▶ **TASK OBJECTIVE**
All of the records below are to be printed exactly; the pictures are to be left out.

▶ **RECORDED INFORMATION**

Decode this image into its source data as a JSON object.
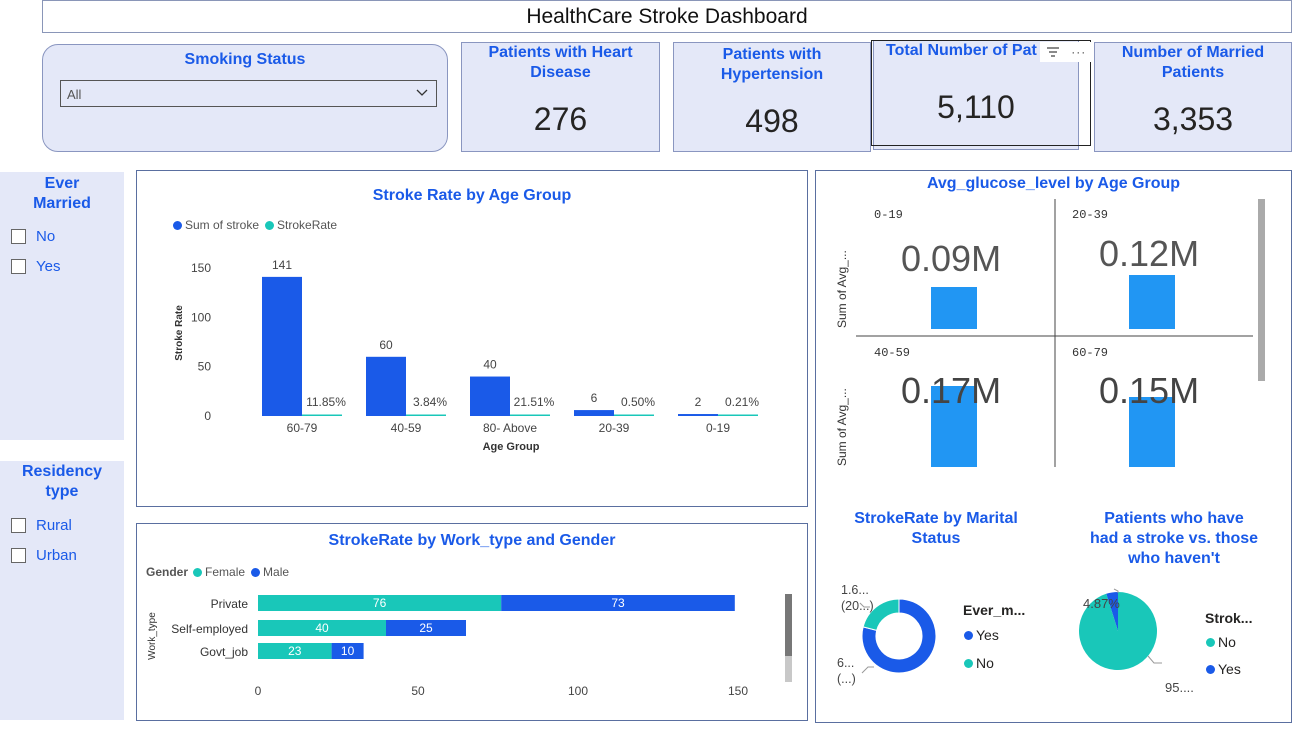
{
  "header": {
    "title": "HealthCare Stroke Dashboard"
  },
  "smoking_slicer": {
    "title": "Smoking Status",
    "selected": "All"
  },
  "kpis": [
    {
      "label": "Patients with Heart Disease",
      "value": "276"
    },
    {
      "label": "Patients with Hypertension",
      "value": "498"
    },
    {
      "label": "Total Number of Pat",
      "value": "5,110"
    },
    {
      "label": "Number of Married Patients",
      "value": "3,353"
    }
  ],
  "ever_married_slicer": {
    "title": "Ever Married",
    "options": [
      "No",
      "Yes"
    ]
  },
  "residency_slicer": {
    "title": "Residency type",
    "options": [
      "Rural",
      "Urban"
    ]
  },
  "colors": {
    "accent": "#1a5ae8",
    "bar_blue": "#1a5ae8",
    "teal": "#19c7b9",
    "glucose": "#2196f3",
    "card_bg": "#e4e8f8"
  },
  "chart_data": [
    {
      "type": "bar",
      "title": "Stroke Rate by Age Group",
      "xlabel": "Age Group",
      "ylabel": "Stroke Rate",
      "categories": [
        "60-79",
        "40-59",
        "80- Above",
        "20-39",
        "0-19"
      ],
      "series": [
        {
          "name": "Sum of stroke",
          "values": [
            141,
            60,
            40,
            6,
            2
          ],
          "labels": [
            "141",
            "60",
            "40",
            "6",
            "2"
          ]
        },
        {
          "name": "StrokeRate",
          "values": [
            11.85,
            3.84,
            21.51,
            0.5,
            0.21
          ],
          "labels": [
            "11.85%",
            "3.84%",
            "21.51%",
            "0.50%",
            "0.21%"
          ]
        }
      ],
      "yticks": [
        "0",
        "50",
        "100",
        "150"
      ],
      "ylim": [
        0,
        150
      ]
    },
    {
      "type": "bar",
      "orientation": "horizontal-stacked",
      "title": "StrokeRate by Work_type and Gender",
      "ylabel": "Work_type",
      "legend_title": "Gender",
      "categories": [
        "Private",
        "Self-employed",
        "Govt_job"
      ],
      "series": [
        {
          "name": "Female",
          "values": [
            76,
            40,
            23
          ]
        },
        {
          "name": "Male",
          "values": [
            73,
            25,
            10
          ]
        }
      ],
      "xticks": [
        "0",
        "50",
        "100",
        "150"
      ],
      "xlim": [
        0,
        150
      ]
    },
    {
      "type": "bar",
      "title": "Avg_glucose_level by Age Group",
      "ylabel": "Sum of Avg_...",
      "panels": [
        {
          "label": "0-19",
          "value_label": "0.09M",
          "value": 0.09
        },
        {
          "label": "20-39",
          "value_label": "0.12M",
          "value": 0.12
        },
        {
          "label": "40-59",
          "value_label": "0.17M",
          "value": 0.17
        },
        {
          "label": "60-79",
          "value_label": "0.15M",
          "value": 0.15
        }
      ]
    },
    {
      "type": "pie",
      "variant": "donut",
      "title": "StrokeRate by Marital Status",
      "legend_title": "Ever_m...",
      "slices": [
        {
          "name": "Yes",
          "value": 6,
          "label": "6... (...)"
        },
        {
          "name": "No",
          "value": 1.6,
          "label": "1.6... (20...)"
        }
      ]
    },
    {
      "type": "pie",
      "title": "Patients who have had a stroke vs. those who haven't",
      "legend_title": "Strok...",
      "slices": [
        {
          "name": "No",
          "value": 95.13,
          "label": "95...."
        },
        {
          "name": "Yes",
          "value": 4.87,
          "label": "4.87%"
        }
      ]
    }
  ]
}
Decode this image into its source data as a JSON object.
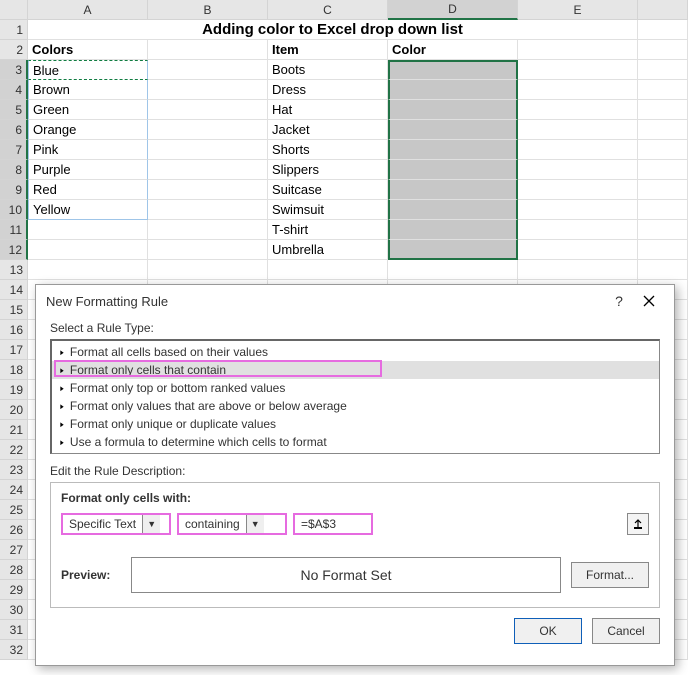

▶ **ANSWER FOR THE TASK**
Decode this image into its source data as a JSON object.
{
  "header": {
    "title": "HealthCare Stroke Dashboard"
  },
  "smoking_slicer": {
    "title": "Smoking Status",
    "selected": "All"
  },
  "kpis": [
    {
      "label": "Patients with Heart Disease",
      "value": "276"
    },
    {
      "label": "Patients with Hypertension",
      "value": "498"
    },
    {
      "label": "Total Number of Pat",
      "value": "5,110"
    },
    {
      "label": "Number of Married Patients",
      "value": "3,353"
    }
  ],
  "ever_married_slicer": {
    "title": "Ever Married",
    "options": [
      "No",
      "Yes"
    ]
  },
  "residency_slicer": {
    "title": "Residency type",
    "options": [
      "Rural",
      "Urban"
    ]
  },
  "colors": {
    "accent": "#1a5ae8",
    "bar_blue": "#1a5ae8",
    "teal": "#19c7b9",
    "glucose": "#2196f3",
    "card_bg": "#e4e8f8"
  },
  "chart_data": [
    {
      "type": "bar",
      "title": "Stroke Rate by Age Group",
      "xlabel": "Age Group",
      "ylabel": "Stroke Rate",
      "categories": [
        "60-79",
        "40-59",
        "80- Above",
        "20-39",
        "0-19"
      ],
      "series": [
        {
          "name": "Sum of stroke",
          "values": [
            141,
            60,
            40,
            6,
            2
          ],
          "labels": [
            "141",
            "60",
            "40",
            "6",
            "2"
          ]
        },
        {
          "name": "StrokeRate",
          "values": [
            11.85,
            3.84,
            21.51,
            0.5,
            0.21
          ],
          "labels": [
            "11.85%",
            "3.84%",
            "21.51%",
            "0.50%",
            "0.21%"
          ]
        }
      ],
      "yticks": [
        "0",
        "50",
        "100",
        "150"
      ],
      "ylim": [
        0,
        150
      ]
    },
    {
      "type": "bar",
      "orientation": "horizontal-stacked",
      "title": "StrokeRate by Work_type and Gender",
      "ylabel": "Work_type",
      "legend_title": "Gender",
      "categories": [
        "Private",
        "Self-employed",
        "Govt_job"
      ],
      "series": [
        {
          "name": "Female",
          "values": [
            76,
            40,
            23
          ]
        },
        {
          "name": "Male",
          "values": [
            73,
            25,
            10
          ]
        }
      ],
      "xticks": [
        "0",
        "50",
        "100",
        "150"
      ],
      "xlim": [
        0,
        150
      ]
    },
    {
      "type": "bar",
      "title": "Avg_glucose_level by Age Group",
      "ylabel": "Sum of Avg_...",
      "panels": [
        {
          "label": "0-19",
          "value_label": "0.09M",
          "value": 0.09
        },
        {
          "label": "20-39",
          "value_label": "0.12M",
          "value": 0.12
        },
        {
          "label": "40-59",
          "value_label": "0.17M",
          "value": 0.17
        },
        {
          "label": "60-79",
          "value_label": "0.15M",
          "value": 0.15
        }
      ]
    },
    {
      "type": "pie",
      "variant": "donut",
      "title": "StrokeRate by Marital Status",
      "legend_title": "Ever_m...",
      "slices": [
        {
          "name": "Yes",
          "value": 6,
          "label": "6... (...)"
        },
        {
          "name": "No",
          "value": 1.6,
          "label": "1.6... (20...)"
        }
      ]
    },
    {
      "type": "pie",
      "title": "Patients who have had a stroke vs. those who haven't",
      "legend_title": "Strok...",
      "slices": [
        {
          "name": "No",
          "value": 95.13,
          "label": "95...."
        },
        {
          "name": "Yes",
          "value": 4.87,
          "label": "4.87%"
        }
      ]
    }
  ]
}
Decode this image into its source data as a JSON object.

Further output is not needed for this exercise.